• Task description: Your task is to output the entries below word for word.

• Records shown:
· · ·
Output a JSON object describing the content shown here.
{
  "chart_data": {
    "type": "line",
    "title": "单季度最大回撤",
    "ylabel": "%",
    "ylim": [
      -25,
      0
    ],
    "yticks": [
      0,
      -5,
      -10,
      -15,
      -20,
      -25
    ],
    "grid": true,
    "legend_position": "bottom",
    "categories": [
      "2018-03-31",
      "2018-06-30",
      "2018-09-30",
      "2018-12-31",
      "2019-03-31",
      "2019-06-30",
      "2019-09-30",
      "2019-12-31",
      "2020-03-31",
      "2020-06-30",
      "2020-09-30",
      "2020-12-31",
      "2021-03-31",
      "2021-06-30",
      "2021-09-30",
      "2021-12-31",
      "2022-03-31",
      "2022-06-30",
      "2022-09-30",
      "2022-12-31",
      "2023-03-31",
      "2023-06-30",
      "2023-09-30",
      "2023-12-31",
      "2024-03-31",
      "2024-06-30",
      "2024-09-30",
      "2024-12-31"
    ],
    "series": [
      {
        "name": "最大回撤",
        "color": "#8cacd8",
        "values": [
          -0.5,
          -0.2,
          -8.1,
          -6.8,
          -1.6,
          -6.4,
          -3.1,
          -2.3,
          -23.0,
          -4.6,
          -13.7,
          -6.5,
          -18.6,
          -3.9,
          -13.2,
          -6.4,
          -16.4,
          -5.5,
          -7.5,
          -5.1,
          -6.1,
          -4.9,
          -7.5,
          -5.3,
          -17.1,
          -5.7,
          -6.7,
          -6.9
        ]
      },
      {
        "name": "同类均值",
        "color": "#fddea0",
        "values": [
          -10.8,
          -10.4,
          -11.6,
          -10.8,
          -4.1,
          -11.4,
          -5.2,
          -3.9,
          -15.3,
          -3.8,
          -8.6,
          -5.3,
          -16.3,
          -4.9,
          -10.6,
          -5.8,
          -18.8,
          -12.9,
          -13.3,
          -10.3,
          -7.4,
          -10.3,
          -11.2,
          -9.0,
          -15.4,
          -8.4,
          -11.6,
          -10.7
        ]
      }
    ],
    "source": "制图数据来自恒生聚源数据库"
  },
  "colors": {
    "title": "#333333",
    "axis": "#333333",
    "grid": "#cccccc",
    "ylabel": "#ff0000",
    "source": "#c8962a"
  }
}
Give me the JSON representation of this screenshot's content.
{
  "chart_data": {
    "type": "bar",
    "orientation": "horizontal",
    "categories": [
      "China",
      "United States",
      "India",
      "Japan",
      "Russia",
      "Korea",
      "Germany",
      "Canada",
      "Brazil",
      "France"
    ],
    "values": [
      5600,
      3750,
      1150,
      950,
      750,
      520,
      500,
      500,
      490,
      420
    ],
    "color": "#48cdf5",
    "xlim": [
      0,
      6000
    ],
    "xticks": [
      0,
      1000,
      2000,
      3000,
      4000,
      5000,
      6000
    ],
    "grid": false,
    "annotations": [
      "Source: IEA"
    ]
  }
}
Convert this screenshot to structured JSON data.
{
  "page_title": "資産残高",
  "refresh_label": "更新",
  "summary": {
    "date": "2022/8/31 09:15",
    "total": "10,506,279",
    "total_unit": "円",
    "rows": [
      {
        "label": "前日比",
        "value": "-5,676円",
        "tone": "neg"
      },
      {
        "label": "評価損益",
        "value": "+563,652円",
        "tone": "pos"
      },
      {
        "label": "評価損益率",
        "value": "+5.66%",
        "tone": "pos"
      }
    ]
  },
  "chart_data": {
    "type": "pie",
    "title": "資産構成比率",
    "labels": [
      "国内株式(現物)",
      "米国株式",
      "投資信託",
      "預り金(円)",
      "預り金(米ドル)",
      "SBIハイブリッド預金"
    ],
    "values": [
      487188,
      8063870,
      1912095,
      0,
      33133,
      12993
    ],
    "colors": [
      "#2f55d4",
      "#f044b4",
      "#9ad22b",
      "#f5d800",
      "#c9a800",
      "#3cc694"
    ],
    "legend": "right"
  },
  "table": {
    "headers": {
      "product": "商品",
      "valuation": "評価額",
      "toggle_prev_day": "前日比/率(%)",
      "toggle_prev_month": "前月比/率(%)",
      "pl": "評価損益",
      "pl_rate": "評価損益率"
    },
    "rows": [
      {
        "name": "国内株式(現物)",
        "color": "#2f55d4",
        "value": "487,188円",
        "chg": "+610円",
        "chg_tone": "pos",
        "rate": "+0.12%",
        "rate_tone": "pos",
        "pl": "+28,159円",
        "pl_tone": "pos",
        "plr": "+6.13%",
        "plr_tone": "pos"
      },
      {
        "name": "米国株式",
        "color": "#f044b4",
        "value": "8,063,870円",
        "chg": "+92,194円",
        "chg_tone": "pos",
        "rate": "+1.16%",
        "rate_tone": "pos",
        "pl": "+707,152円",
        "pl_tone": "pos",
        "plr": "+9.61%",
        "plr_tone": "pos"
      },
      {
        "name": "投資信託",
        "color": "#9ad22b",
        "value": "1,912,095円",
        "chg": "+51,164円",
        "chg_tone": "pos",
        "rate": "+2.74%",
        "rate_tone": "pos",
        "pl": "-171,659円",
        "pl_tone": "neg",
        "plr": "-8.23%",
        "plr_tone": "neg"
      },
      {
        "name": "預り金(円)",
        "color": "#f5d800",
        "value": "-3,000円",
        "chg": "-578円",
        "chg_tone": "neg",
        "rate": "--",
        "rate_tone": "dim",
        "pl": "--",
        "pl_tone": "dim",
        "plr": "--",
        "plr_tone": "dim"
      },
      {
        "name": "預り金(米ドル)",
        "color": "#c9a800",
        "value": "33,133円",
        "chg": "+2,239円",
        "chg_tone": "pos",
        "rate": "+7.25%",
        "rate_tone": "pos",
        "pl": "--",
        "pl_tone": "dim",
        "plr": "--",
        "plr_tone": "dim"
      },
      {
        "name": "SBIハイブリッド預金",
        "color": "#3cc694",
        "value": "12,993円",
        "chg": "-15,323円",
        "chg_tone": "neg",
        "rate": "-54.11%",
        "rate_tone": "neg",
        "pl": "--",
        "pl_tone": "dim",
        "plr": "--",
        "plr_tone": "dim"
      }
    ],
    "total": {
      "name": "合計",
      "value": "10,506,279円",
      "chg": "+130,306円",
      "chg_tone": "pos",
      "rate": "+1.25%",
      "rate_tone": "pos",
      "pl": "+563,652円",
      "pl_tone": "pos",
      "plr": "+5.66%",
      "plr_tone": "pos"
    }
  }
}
· · ·
• Answer for this exercise:
Output a JSON object describing the content shown here.
{
  "chart_data": {
    "type": "line",
    "title": "单季度最大回撤",
    "ylabel": "%",
    "ylim": [
      -25,
      0
    ],
    "yticks": [
      0,
      -5,
      -10,
      -15,
      -20,
      -25
    ],
    "grid": true,
    "legend_position": "bottom",
    "categories": [
      "2018-03-31",
      "2018-06-30",
      "2018-09-30",
      "2018-12-31",
      "2019-03-31",
      "2019-06-30",
      "2019-09-30",
      "2019-12-31",
      "2020-03-31",
      "2020-06-30",
      "2020-09-30",
      "2020-12-31",
      "2021-03-31",
      "2021-06-30",
      "2021-09-30",
      "2021-12-31",
      "2022-03-31",
      "2022-06-30",
      "2022-09-30",
      "2022-12-31",
      "2023-03-31",
      "2023-06-30",
      "2023-09-30",
      "2023-12-31",
      "2024-03-31",
      "2024-06-30",
      "2024-09-30",
      "2024-12-31"
    ],
    "series": [
      {
        "name": "最大回撤",
        "color": "#8cacd8",
        "values": [
          -0.5,
          -0.2,
          -8.1,
          -6.8,
          -1.6,
          -6.4,
          -3.1,
          -2.3,
          -23.0,
          -4.6,
          -13.7,
          -6.5,
          -18.6,
          -3.9,
          -13.2,
          -6.4,
          -16.4,
          -5.5,
          -7.5,
          -5.1,
          -6.1,
          -4.9,
          -7.5,
          -5.3,
          -17.1,
          -5.7,
          -6.7,
          -6.9
        ]
      },
      {
        "name": "同类均值",
        "color": "#fddea0",
        "values": [
          -10.8,
          -10.4,
          -11.6,
          -10.8,
          -4.1,
          -11.4,
          -5.2,
          -3.9,
          -15.3,
          -3.8,
          -8.6,
          -5.3,
          -16.3,
          -4.9,
          -10.6,
          -5.8,
          -18.8,
          -12.9,
          -13.3,
          -10.3,
          -7.4,
          -10.3,
          -11.2,
          -9.0,
          -15.4,
          -8.4,
          -11.6,
          -10.7
        ]
      }
    ],
    "source": "制图数据来自恒生聚源数据库"
  },
  "colors": {
    "title": "#333333",
    "axis": "#333333",
    "grid": "#cccccc",
    "ylabel": "#ff0000",
    "source": "#c8962a"
  }
}
Give me the JSON representation of this screenshot's content.
{
  "chart_data": {
    "type": "bar",
    "orientation": "horizontal",
    "categories": [
      "China",
      "United States",
      "India",
      "Japan",
      "Russia",
      "Korea",
      "Germany",
      "Canada",
      "Brazil",
      "France"
    ],
    "values": [
      5600,
      3750,
      1150,
      950,
      750,
      520,
      500,
      500,
      490,
      420
    ],
    "color": "#48cdf5",
    "xlim": [
      0,
      6000
    ],
    "xticks": [
      0,
      1000,
      2000,
      3000,
      4000,
      5000,
      6000
    ],
    "grid": false,
    "annotations": [
      "Source: IEA"
    ]
  }
}
Convert this screenshot to structured JSON data.
{
  "page_title": "資産残高",
  "refresh_label": "更新",
  "summary": {
    "date": "2022/8/31 09:15",
    "total": "10,506,279",
    "total_unit": "円",
    "rows": [
      {
        "label": "前日比",
        "value": "-5,676円",
        "tone": "neg"
      },
      {
        "label": "評価損益",
        "value": "+563,652円",
        "tone": "pos"
      },
      {
        "label": "評価損益率",
        "value": "+5.66%",
        "tone": "pos"
      }
    ]
  },
  "chart_data": {
    "type": "pie",
    "title": "資産構成比率",
    "labels": [
      "国内株式(現物)",
      "米国株式",
      "投資信託",
      "預り金(円)",
      "預り金(米ドル)",
      "SBIハイブリッド預金"
    ],
    "values": [
      487188,
      8063870,
      1912095,
      0,
      33133,
      12993
    ],
    "colors": [
      "#2f55d4",
      "#f044b4",
      "#9ad22b",
      "#f5d800",
      "#c9a800",
      "#3cc694"
    ],
    "legend": "right"
  },
  "table": {
    "headers": {
      "product": "商品",
      "valuation": "評価額",
      "toggle_prev_day": "前日比/率(%)",
      "toggle_prev_month": "前月比/率(%)",
      "pl": "評価損益",
      "pl_rate": "評価損益率"
    },
    "rows": [
      {
        "name": "国内株式(現物)",
        "color": "#2f55d4",
        "value": "487,188円",
        "chg": "+610円",
        "chg_tone": "pos",
        "rate": "+0.12%",
        "rate_tone": "pos",
        "pl": "+28,159円",
        "pl_tone": "pos",
        "plr": "+6.13%",
        "plr_tone": "pos"
      },
      {
        "name": "米国株式",
        "color": "#f044b4",
        "value": "8,063,870円",
        "chg": "+92,194円",
        "chg_tone": "pos",
        "rate": "+1.16%",
        "rate_tone": "pos",
        "pl": "+707,152円",
        "pl_tone": "pos",
        "plr": "+9.61%",
        "plr_tone": "pos"
      },
      {
        "name": "投資信託",
        "color": "#9ad22b",
        "value": "1,912,095円",
        "chg": "+51,164円",
        "chg_tone": "pos",
        "rate": "+2.74%",
        "rate_tone": "pos",
        "pl": "-171,659円",
        "pl_tone": "neg",
        "plr": "-8.23%",
        "plr_tone": "neg"
      },
      {
        "name": "預り金(円)",
        "color": "#f5d800",
        "value": "-3,000円",
        "chg": "-578円",
        "chg_tone": "neg",
        "rate": "--",
        "rate_tone": "dim",
        "pl": "--",
        "pl_tone": "dim",
        "plr": "--",
        "plr_tone": "dim"
      },
      {
        "name": "預り金(米ドル)",
        "color": "#c9a800",
        "value": "33,133円",
        "chg": "+2,239円",
        "chg_tone": "pos",
        "rate": "+7.25%",
        "rate_tone": "pos",
        "pl": "--",
        "pl_tone": "dim",
        "plr": "--",
        "plr_tone": "dim"
      },
      {
        "name": "SBIハイブリッド預金",
        "color": "#3cc694",
        "value": "12,993円",
        "chg": "-15,323円",
        "chg_tone": "neg",
        "rate": "-54.11%",
        "rate_tone": "neg",
        "pl": "--",
        "pl_tone": "dim",
        "plr": "--",
        "plr_tone": "dim"
      }
    ],
    "total": {
      "name": "合計",
      "value": "10,506,279円",
      "chg": "+130,306円",
      "chg_tone": "pos",
      "rate": "+1.25%",
      "rate_tone": "pos",
      "pl": "+563,652円",
      "pl_tone": "pos",
      "plr": "+5.66%",
      "plr_tone": "pos"
    }
  }
}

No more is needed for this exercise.